# [OBJECTIVE]
Find and copy each line of the records where the string "HollywoodLife" shows up.

# [DATASET]

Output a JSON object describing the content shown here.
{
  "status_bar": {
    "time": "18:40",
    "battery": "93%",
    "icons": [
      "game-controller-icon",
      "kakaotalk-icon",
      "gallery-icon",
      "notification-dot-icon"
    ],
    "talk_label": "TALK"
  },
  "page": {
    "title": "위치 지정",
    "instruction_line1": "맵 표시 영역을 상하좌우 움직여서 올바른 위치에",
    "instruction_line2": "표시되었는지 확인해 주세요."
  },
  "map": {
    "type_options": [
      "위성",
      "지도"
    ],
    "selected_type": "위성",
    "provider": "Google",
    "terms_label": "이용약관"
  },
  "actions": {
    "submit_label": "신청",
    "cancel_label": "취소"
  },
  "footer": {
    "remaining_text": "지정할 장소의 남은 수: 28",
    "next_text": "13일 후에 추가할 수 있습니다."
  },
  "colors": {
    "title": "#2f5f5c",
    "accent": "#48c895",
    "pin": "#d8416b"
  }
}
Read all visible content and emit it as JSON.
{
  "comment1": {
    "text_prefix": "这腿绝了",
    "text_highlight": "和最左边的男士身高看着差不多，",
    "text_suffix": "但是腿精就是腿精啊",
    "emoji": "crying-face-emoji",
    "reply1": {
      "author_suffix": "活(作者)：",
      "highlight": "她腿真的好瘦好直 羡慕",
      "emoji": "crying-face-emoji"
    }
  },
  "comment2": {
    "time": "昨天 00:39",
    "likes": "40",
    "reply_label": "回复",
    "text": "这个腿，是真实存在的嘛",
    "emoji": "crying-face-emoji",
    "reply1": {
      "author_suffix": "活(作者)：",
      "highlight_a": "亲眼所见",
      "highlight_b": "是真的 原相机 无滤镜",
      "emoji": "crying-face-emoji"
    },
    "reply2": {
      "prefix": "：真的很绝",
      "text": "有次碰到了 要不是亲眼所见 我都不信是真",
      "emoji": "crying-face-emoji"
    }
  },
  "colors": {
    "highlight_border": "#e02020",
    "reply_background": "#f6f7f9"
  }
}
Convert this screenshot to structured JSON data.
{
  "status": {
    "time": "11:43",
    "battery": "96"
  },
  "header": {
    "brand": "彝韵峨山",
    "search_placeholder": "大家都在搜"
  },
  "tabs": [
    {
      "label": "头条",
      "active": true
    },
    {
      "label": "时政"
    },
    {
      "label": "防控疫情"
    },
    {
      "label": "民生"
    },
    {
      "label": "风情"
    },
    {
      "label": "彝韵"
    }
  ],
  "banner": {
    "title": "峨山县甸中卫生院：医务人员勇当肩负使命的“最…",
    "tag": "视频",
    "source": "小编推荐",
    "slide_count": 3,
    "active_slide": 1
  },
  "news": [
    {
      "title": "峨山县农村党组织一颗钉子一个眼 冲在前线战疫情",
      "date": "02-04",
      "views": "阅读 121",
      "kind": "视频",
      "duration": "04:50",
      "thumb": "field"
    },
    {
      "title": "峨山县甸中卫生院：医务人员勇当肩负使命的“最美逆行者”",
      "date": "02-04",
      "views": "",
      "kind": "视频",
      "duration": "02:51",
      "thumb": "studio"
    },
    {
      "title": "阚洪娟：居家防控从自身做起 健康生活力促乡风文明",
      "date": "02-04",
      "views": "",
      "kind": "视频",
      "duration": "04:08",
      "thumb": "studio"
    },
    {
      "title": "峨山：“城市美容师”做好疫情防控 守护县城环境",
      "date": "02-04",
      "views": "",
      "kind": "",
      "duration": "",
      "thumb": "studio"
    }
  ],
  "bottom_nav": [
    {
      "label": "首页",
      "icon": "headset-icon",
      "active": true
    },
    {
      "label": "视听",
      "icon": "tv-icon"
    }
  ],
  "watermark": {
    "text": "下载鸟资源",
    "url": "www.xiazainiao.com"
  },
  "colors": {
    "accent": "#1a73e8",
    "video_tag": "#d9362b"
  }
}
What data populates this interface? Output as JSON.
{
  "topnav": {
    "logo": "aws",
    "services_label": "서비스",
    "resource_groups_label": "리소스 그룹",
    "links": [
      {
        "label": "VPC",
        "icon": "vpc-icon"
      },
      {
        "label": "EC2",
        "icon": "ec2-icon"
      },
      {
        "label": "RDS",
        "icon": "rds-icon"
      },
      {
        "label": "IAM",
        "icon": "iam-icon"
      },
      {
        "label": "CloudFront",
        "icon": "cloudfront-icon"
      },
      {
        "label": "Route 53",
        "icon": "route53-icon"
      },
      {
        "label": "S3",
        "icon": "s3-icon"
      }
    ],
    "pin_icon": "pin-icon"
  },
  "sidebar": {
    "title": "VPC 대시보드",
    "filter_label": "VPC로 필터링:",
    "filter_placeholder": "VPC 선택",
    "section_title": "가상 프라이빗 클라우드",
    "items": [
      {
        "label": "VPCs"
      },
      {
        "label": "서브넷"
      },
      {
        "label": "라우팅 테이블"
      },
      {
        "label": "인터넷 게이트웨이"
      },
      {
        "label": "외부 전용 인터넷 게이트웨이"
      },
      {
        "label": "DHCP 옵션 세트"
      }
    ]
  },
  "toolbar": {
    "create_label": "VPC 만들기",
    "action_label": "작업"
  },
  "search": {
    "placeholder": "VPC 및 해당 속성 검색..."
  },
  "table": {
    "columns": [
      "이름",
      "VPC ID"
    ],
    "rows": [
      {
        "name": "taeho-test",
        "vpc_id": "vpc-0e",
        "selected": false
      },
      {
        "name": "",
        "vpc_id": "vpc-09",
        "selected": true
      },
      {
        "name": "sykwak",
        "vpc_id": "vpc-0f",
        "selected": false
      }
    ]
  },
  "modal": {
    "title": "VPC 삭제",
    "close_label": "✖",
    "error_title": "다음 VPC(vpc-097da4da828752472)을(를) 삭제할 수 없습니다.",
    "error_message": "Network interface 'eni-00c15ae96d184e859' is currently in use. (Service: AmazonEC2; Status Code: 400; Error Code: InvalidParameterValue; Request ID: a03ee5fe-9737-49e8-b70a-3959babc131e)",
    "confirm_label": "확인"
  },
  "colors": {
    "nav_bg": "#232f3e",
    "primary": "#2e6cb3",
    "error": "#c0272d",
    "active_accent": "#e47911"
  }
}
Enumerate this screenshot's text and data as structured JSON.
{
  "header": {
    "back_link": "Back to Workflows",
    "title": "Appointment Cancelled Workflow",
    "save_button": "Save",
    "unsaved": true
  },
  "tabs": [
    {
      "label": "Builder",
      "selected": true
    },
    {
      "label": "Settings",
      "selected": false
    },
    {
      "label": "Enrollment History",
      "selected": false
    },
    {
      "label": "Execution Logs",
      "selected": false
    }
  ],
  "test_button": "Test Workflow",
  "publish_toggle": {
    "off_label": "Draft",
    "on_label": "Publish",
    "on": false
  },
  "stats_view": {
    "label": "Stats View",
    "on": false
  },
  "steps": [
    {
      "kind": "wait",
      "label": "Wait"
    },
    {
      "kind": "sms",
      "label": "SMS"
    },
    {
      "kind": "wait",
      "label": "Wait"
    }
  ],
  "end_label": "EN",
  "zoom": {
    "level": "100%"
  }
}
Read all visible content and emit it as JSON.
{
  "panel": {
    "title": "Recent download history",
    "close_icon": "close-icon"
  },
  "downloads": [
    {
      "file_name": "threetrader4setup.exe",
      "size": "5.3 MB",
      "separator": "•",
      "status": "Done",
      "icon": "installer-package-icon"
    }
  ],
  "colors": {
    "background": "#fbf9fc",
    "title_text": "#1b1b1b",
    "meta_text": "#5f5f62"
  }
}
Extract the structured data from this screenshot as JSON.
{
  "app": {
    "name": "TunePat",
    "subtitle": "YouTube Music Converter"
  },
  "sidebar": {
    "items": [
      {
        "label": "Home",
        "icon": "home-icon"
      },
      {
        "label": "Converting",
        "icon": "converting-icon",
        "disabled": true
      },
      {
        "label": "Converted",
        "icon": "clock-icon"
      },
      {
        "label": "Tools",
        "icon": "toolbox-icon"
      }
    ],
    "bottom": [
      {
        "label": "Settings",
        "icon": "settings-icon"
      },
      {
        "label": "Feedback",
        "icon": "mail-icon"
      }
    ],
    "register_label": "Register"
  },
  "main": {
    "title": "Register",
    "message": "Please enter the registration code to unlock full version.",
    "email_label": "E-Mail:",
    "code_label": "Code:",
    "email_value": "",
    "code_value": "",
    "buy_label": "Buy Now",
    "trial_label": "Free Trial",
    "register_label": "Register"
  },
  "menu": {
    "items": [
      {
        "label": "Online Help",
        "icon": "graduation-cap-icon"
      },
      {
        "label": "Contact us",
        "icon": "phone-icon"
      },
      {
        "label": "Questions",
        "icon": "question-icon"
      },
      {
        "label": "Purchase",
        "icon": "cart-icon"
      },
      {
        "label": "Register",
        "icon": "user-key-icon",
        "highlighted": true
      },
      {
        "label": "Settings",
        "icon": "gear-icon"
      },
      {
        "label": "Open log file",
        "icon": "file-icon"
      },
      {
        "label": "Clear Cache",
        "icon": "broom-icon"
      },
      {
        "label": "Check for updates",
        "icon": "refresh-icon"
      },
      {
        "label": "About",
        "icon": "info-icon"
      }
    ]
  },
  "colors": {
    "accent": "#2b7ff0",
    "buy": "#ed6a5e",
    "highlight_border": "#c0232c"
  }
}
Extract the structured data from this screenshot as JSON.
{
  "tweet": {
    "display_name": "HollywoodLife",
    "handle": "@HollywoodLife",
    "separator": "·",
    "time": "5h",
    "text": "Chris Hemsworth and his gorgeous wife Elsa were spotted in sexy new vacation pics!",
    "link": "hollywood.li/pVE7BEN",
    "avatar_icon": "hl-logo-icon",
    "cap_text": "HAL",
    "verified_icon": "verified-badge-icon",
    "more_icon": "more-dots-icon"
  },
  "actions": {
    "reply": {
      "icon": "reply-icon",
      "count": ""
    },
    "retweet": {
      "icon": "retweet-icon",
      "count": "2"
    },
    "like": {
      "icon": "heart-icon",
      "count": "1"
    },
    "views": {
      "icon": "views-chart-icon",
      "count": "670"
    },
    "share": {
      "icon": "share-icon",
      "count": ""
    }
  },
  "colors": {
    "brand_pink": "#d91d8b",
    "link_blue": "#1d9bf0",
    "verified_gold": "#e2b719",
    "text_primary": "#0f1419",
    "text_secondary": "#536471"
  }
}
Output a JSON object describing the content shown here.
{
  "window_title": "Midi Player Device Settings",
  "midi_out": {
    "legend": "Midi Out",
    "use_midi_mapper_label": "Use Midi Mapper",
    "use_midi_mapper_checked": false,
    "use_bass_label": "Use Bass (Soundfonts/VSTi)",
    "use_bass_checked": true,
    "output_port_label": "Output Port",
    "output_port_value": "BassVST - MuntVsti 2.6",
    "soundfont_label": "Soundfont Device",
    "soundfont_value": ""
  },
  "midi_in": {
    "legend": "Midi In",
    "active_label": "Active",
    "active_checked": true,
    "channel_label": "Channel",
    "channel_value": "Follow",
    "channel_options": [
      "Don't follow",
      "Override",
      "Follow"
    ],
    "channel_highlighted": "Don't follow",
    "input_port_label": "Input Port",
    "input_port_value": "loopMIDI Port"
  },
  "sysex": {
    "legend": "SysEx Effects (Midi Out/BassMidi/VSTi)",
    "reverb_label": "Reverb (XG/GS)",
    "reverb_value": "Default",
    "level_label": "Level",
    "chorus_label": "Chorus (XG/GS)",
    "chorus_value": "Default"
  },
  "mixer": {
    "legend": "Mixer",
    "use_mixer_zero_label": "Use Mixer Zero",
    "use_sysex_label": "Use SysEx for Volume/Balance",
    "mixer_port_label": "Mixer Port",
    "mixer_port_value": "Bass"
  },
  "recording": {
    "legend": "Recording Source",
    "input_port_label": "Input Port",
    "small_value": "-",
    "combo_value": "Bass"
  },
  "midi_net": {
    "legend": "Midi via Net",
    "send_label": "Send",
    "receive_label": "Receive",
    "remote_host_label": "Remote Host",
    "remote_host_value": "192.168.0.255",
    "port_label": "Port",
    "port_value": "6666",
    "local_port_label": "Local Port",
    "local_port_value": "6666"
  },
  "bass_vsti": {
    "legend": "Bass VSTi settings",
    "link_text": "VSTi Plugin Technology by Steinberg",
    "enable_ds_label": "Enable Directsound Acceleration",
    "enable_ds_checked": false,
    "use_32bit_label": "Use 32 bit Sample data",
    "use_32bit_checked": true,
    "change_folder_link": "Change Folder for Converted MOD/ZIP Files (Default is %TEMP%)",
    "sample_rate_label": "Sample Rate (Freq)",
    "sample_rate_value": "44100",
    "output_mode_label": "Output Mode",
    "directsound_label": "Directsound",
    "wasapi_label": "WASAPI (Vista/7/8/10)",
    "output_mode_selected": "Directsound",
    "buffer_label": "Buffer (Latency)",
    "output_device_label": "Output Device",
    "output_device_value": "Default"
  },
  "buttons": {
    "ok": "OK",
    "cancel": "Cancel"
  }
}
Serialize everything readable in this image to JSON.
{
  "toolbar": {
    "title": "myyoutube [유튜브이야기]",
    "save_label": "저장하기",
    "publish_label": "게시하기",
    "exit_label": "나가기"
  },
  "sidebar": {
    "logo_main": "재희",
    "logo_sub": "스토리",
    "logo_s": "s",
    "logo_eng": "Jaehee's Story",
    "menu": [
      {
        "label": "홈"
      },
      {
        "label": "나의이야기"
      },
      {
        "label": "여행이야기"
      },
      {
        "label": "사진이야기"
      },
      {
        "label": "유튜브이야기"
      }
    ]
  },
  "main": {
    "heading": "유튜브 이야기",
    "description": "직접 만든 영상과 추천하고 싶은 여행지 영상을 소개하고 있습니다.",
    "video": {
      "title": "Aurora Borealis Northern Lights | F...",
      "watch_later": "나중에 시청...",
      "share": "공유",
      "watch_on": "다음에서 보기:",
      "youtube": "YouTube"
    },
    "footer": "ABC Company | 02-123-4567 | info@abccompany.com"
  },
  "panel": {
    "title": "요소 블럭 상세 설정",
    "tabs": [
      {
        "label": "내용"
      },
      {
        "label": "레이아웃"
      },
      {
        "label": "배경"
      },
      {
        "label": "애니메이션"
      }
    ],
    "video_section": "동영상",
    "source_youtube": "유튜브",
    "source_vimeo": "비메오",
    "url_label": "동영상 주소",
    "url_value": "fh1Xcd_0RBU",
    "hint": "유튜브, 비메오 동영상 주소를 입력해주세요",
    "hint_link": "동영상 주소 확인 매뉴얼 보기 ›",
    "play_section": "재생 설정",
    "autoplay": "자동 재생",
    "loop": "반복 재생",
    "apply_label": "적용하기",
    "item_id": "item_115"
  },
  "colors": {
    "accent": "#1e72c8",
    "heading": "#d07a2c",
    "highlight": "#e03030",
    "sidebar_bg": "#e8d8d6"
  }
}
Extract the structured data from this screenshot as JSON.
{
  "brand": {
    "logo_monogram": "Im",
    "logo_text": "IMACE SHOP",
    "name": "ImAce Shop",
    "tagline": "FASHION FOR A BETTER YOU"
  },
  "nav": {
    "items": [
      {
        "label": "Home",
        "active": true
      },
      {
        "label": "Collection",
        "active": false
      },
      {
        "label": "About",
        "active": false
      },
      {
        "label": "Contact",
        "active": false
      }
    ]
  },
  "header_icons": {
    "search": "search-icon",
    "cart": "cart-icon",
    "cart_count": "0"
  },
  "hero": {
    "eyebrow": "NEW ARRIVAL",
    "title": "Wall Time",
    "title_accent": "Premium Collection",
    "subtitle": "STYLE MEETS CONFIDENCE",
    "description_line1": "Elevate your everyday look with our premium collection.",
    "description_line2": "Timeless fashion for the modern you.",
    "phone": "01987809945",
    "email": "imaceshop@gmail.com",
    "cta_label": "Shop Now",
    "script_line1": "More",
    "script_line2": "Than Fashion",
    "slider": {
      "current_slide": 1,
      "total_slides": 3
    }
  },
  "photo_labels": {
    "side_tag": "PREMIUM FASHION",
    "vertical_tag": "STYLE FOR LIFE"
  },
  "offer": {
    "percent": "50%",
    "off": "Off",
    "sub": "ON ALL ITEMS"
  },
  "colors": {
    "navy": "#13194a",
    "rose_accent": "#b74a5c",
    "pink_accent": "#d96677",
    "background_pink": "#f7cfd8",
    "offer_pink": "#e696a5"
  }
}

# [FINAL RESULT]
    "display_name": "HollywoodLife",
    "handle": "@HollywoodLife",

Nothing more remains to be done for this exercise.